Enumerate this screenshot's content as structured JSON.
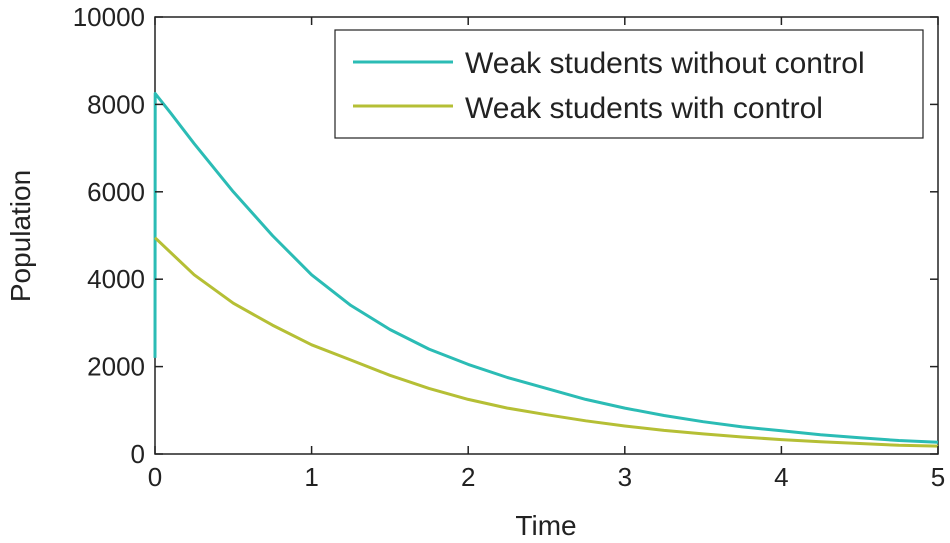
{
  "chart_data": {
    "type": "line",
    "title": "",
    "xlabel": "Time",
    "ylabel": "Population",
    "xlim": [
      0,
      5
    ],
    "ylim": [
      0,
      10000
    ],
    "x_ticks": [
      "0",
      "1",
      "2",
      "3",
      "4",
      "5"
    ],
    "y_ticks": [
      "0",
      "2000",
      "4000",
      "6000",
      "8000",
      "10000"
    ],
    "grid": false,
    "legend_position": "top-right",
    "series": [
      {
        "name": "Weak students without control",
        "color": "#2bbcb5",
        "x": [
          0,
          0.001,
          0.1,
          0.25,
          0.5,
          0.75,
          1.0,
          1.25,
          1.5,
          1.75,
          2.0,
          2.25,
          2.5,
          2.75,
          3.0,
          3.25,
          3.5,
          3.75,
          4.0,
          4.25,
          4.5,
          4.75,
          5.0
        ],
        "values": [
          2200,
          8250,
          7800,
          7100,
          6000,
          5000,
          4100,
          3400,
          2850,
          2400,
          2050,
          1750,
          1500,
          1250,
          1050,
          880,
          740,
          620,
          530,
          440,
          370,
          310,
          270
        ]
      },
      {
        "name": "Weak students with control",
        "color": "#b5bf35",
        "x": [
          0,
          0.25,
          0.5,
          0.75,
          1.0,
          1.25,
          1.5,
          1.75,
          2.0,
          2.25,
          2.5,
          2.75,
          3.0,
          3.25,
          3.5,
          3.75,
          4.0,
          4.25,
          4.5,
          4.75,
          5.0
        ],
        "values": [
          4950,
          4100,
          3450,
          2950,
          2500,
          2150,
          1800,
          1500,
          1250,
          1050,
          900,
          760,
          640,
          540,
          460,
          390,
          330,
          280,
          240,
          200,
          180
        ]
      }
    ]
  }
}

######

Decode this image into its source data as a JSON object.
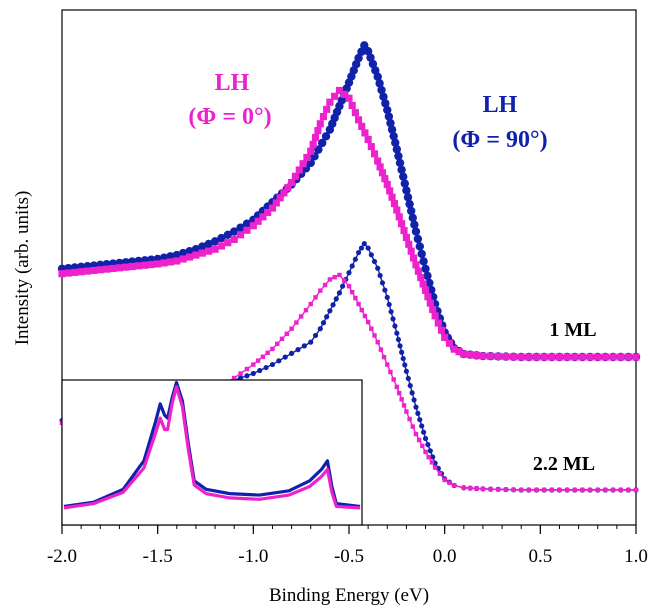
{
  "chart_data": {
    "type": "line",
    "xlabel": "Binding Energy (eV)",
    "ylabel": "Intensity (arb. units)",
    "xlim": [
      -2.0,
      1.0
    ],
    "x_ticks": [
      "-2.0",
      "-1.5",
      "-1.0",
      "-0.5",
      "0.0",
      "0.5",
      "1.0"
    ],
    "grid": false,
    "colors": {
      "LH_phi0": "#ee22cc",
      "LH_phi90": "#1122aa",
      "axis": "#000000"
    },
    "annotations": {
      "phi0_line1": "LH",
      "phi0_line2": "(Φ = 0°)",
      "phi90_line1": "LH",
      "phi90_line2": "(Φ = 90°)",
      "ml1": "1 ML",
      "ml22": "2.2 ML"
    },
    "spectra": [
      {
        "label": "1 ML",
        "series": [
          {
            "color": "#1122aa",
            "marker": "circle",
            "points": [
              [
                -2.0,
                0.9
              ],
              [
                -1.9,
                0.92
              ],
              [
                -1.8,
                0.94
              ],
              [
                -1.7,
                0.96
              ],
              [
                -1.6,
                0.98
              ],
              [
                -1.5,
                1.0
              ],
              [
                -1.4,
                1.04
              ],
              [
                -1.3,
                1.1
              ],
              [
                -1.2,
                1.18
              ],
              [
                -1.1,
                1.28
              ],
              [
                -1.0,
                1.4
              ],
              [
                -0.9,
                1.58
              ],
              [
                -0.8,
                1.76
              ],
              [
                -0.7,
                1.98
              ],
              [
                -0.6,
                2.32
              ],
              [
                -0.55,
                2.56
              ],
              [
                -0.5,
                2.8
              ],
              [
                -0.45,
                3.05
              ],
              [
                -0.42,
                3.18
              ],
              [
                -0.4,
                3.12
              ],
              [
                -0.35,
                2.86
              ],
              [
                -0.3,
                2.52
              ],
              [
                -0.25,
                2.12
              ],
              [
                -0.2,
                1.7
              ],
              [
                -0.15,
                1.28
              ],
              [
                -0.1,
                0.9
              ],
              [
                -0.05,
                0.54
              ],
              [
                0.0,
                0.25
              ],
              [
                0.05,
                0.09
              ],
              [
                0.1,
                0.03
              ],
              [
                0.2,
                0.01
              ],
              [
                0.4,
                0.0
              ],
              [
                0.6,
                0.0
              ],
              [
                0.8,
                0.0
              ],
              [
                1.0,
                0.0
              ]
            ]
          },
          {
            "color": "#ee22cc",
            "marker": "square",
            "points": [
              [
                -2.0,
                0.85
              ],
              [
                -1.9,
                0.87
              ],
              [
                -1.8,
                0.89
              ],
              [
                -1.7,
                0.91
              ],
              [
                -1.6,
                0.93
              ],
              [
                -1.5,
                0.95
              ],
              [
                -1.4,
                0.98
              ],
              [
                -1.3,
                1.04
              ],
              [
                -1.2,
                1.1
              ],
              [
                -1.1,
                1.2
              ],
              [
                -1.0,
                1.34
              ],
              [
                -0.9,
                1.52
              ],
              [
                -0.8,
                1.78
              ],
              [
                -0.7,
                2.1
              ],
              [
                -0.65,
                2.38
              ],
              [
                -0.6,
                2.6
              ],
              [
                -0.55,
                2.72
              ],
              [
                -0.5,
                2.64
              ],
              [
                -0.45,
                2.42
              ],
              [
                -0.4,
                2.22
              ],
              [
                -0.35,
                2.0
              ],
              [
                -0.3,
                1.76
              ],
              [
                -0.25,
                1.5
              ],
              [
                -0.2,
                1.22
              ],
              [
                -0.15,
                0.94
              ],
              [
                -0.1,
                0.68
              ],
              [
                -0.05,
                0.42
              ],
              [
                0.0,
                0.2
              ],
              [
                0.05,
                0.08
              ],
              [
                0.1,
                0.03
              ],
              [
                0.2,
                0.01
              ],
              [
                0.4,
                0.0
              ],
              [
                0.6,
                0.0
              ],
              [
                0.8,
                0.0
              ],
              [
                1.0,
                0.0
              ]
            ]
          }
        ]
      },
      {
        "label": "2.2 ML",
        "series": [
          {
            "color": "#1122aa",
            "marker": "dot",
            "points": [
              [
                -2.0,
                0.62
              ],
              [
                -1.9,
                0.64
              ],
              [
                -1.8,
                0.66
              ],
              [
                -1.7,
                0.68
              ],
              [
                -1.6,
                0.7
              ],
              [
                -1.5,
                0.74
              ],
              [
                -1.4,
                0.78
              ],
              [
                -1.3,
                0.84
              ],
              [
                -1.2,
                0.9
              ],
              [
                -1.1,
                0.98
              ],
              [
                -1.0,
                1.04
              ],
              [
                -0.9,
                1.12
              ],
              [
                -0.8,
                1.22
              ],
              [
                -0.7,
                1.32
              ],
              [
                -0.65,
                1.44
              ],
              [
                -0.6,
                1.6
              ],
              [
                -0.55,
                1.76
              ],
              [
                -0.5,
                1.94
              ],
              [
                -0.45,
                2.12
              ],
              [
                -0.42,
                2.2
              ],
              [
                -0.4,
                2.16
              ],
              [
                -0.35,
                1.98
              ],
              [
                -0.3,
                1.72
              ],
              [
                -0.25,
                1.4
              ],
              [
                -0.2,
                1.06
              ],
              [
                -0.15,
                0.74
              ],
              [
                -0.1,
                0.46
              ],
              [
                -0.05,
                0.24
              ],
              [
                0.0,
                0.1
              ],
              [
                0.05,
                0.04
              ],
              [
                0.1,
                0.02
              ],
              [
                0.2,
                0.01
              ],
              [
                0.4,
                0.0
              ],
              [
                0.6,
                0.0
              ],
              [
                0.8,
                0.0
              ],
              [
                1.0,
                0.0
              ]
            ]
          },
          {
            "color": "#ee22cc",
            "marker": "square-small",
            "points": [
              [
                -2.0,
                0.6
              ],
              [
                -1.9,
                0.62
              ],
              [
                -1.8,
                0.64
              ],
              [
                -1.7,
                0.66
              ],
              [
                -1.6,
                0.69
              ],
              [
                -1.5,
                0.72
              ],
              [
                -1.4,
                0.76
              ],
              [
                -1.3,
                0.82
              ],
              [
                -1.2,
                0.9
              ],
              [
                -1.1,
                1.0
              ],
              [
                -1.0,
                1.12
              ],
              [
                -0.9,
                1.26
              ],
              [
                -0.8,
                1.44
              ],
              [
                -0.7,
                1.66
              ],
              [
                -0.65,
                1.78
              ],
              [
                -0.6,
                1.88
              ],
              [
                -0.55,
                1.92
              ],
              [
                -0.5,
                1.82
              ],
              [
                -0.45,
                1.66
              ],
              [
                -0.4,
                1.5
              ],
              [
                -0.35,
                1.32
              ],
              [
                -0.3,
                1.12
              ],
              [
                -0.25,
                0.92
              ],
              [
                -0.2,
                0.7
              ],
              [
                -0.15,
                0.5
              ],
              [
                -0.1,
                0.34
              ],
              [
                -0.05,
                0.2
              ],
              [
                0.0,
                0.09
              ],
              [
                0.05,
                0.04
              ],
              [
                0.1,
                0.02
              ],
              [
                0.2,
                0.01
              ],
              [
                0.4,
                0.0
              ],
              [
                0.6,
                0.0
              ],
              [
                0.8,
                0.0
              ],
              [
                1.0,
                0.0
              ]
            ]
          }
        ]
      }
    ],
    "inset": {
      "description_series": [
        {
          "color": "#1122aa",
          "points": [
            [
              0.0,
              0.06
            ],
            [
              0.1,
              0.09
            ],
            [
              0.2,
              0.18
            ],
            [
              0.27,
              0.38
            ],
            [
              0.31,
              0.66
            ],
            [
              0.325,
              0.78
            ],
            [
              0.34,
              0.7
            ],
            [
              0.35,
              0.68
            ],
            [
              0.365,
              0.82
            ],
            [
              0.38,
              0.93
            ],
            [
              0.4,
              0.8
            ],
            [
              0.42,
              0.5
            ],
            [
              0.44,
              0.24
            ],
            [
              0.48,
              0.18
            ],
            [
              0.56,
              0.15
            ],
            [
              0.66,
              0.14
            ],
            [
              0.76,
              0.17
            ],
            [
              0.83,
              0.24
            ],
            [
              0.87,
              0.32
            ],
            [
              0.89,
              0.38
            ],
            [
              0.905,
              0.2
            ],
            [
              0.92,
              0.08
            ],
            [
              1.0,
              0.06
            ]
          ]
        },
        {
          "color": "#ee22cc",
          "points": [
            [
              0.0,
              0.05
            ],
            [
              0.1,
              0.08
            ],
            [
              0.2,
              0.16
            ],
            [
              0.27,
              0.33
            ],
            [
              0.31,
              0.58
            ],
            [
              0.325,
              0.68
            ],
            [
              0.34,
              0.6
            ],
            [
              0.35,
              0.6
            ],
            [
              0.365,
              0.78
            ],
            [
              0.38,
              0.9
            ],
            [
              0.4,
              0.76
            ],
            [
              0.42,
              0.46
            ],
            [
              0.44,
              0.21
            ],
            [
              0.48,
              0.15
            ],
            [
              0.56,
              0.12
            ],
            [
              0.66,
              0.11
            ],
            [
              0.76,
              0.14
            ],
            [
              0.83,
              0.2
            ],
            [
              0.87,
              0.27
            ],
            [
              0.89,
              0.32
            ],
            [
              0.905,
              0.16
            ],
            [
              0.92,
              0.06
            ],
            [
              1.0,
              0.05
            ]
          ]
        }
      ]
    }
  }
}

######

Identify each line of the material where the word "xlabel" shows up, and copy it.

    "xlabel": "Time",
    "xlabel": "Binding Energy (eV)",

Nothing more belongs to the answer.